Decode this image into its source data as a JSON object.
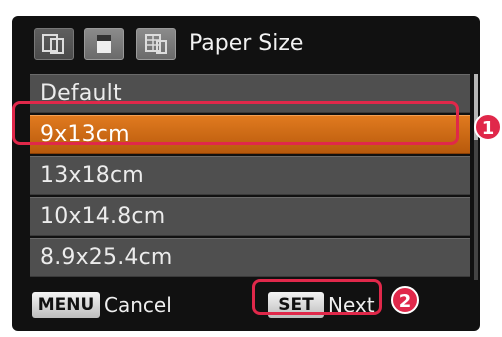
{
  "header": {
    "tabs": [
      {
        "icon": "layout-tab-icon"
      },
      {
        "icon": "page-tab-icon"
      },
      {
        "icon": "grid-tab-icon"
      }
    ],
    "title": "Paper Size"
  },
  "list": {
    "items": [
      {
        "label": "Default"
      },
      {
        "label": "9x13cm"
      },
      {
        "label": "13x18cm"
      },
      {
        "label": "10x14.8cm"
      },
      {
        "label": "8.9x25.4cm"
      }
    ],
    "selected": "9x13cm"
  },
  "footer": {
    "menu_key": "MENU",
    "cancel_label": "Cancel",
    "set_key": "SET",
    "next_label": "Next"
  },
  "callouts": [
    "1",
    "2"
  ],
  "colors": {
    "selection": "#d46a15",
    "callout": "#e0284a"
  }
}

-=-=-

● **Work required**
Copy out every line holding the string "icon".

● **Written reply**
        "icon": "layout-tab-icon"
        "icon": "page-tab-icon"
        "icon": "grid-tab-icon"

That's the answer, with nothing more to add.